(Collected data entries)
━━━
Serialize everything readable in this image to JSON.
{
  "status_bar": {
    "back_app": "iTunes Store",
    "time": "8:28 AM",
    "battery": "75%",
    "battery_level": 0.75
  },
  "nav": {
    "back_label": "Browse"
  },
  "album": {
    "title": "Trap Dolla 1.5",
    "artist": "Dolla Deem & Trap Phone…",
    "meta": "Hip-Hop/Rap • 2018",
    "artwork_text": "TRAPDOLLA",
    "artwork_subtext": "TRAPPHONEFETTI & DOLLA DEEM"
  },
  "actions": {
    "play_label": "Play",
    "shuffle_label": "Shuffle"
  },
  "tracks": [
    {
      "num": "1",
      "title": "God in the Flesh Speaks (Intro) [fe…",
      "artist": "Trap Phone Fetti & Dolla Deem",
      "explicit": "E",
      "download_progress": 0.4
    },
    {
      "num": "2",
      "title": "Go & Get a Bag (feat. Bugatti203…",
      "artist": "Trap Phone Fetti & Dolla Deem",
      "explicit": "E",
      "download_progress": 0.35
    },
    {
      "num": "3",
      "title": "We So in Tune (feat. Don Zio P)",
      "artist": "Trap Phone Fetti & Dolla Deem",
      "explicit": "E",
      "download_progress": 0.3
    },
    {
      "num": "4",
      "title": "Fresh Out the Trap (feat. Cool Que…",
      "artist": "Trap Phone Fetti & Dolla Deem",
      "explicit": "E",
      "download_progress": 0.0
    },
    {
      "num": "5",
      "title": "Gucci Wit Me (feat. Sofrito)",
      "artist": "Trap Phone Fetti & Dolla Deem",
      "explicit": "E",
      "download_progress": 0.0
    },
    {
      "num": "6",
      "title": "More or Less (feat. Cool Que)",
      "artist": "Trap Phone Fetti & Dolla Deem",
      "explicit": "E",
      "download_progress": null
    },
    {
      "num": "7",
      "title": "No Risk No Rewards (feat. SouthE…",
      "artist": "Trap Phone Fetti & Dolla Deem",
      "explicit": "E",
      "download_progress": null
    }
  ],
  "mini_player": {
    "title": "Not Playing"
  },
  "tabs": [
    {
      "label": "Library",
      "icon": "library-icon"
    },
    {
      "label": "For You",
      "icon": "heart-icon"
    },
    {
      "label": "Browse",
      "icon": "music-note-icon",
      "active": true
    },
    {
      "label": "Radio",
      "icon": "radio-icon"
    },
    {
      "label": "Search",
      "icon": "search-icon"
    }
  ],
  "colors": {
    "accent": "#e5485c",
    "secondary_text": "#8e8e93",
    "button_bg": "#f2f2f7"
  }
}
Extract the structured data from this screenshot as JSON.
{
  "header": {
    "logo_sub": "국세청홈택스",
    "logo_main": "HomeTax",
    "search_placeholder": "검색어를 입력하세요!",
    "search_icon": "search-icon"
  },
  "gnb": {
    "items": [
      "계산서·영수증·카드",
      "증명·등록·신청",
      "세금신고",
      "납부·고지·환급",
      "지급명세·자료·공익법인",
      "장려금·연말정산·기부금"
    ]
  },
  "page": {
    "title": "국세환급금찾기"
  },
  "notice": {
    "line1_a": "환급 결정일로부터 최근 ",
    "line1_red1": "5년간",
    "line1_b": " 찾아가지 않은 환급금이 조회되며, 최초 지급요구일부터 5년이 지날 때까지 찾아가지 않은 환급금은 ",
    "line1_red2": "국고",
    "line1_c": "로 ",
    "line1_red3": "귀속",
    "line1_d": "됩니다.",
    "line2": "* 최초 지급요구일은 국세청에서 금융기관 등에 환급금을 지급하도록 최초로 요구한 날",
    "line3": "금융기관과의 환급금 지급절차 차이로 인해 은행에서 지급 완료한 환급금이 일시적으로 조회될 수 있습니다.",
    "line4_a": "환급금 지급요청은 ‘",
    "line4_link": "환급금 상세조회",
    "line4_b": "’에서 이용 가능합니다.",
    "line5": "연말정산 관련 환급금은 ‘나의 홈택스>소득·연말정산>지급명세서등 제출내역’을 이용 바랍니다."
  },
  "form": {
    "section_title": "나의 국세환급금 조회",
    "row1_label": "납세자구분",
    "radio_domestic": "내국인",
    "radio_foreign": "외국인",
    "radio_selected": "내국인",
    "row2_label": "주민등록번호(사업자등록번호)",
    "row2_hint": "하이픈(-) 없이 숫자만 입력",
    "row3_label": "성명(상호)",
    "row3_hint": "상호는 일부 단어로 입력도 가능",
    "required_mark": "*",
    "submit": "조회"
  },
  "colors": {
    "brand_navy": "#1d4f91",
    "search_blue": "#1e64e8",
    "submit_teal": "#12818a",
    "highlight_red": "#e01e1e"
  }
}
━━━
Nothing may be left out: return each entry exactly as it reads.

Serialize everything readable in this image to JSON.
{
  "status_bar": {
    "back_app": "iTunes Store",
    "time": "8:28 AM",
    "battery": "75%",
    "battery_level": 0.75
  },
  "nav": {
    "back_label": "Browse"
  },
  "album": {
    "title": "Trap Dolla 1.5",
    "artist": "Dolla Deem & Trap Phone…",
    "meta": "Hip-Hop/Rap • 2018",
    "artwork_text": "TRAPDOLLA",
    "artwork_subtext": "TRAPPHONEFETTI & DOLLA DEEM"
  },
  "actions": {
    "play_label": "Play",
    "shuffle_label": "Shuffle"
  },
  "tracks": [
    {
      "num": "1",
      "title": "God in the Flesh Speaks (Intro) [fe…",
      "artist": "Trap Phone Fetti & Dolla Deem",
      "explicit": "E",
      "download_progress": 0.4
    },
    {
      "num": "2",
      "title": "Go & Get a Bag (feat. Bugatti203…",
      "artist": "Trap Phone Fetti & Dolla Deem",
      "explicit": "E",
      "download_progress": 0.35
    },
    {
      "num": "3",
      "title": "We So in Tune (feat. Don Zio P)",
      "artist": "Trap Phone Fetti & Dolla Deem",
      "explicit": "E",
      "download_progress": 0.3
    },
    {
      "num": "4",
      "title": "Fresh Out the Trap (feat. Cool Que…",
      "artist": "Trap Phone Fetti & Dolla Deem",
      "explicit": "E",
      "download_progress": 0.0
    },
    {
      "num": "5",
      "title": "Gucci Wit Me (feat. Sofrito)",
      "artist": "Trap Phone Fetti & Dolla Deem",
      "explicit": "E",
      "download_progress": 0.0
    },
    {
      "num": "6",
      "title": "More or Less (feat. Cool Que)",
      "artist": "Trap Phone Fetti & Dolla Deem",
      "explicit": "E",
      "download_progress": null
    },
    {
      "num": "7",
      "title": "No Risk No Rewards (feat. SouthE…",
      "artist": "Trap Phone Fetti & Dolla Deem",
      "explicit": "E",
      "download_progress": null
    }
  ],
  "mini_player": {
    "title": "Not Playing"
  },
  "tabs": [
    {
      "label": "Library",
      "icon": "library-icon"
    },
    {
      "label": "For You",
      "icon": "heart-icon"
    },
    {
      "label": "Browse",
      "icon": "music-note-icon",
      "active": true
    },
    {
      "label": "Radio",
      "icon": "radio-icon"
    },
    {
      "label": "Search",
      "icon": "search-icon"
    }
  ],
  "colors": {
    "accent": "#e5485c",
    "secondary_text": "#8e8e93",
    "button_bg": "#f2f2f7"
  }
}
Extract the structured data from this screenshot as JSON.
{
  "header": {
    "logo_sub": "국세청홈택스",
    "logo_main": "HomeTax",
    "search_placeholder": "검색어를 입력하세요!",
    "search_icon": "search-icon"
  },
  "gnb": {
    "items": [
      "계산서·영수증·카드",
      "증명·등록·신청",
      "세금신고",
      "납부·고지·환급",
      "지급명세·자료·공익법인",
      "장려금·연말정산·기부금"
    ]
  },
  "page": {
    "title": "국세환급금찾기"
  },
  "notice": {
    "line1_a": "환급 결정일로부터 최근 ",
    "line1_red1": "5년간",
    "line1_b": " 찾아가지 않은 환급금이 조회되며, 최초 지급요구일부터 5년이 지날 때까지 찾아가지 않은 환급금은 ",
    "line1_red2": "국고",
    "line1_c": "로 ",
    "line1_red3": "귀속",
    "line1_d": "됩니다.",
    "line2": "* 최초 지급요구일은 국세청에서 금융기관 등에 환급금을 지급하도록 최초로 요구한 날",
    "line3": "금융기관과의 환급금 지급절차 차이로 인해 은행에서 지급 완료한 환급금이 일시적으로 조회될 수 있습니다.",
    "line4_a": "환급금 지급요청은 ‘",
    "line4_link": "환급금 상세조회",
    "line4_b": "’에서 이용 가능합니다.",
    "line5": "연말정산 관련 환급금은 ‘나의 홈택스>소득·연말정산>지급명세서등 제출내역’을 이용 바랍니다."
  },
  "form": {
    "section_title": "나의 국세환급금 조회",
    "row1_label": "납세자구분",
    "radio_domestic": "내국인",
    "radio_foreign": "외국인",
    "radio_selected": "내국인",
    "row2_label": "주민등록번호(사업자등록번호)",
    "row2_hint": "하이픈(-) 없이 숫자만 입력",
    "row3_label": "성명(상호)",
    "row3_hint": "상호는 일부 단어로 입력도 가능",
    "required_mark": "*",
    "submit": "조회"
  },
  "colors": {
    "brand_navy": "#1d4f91",
    "search_blue": "#1e64e8",
    "submit_teal": "#12818a",
    "highlight_red": "#e01e1e"
  }
}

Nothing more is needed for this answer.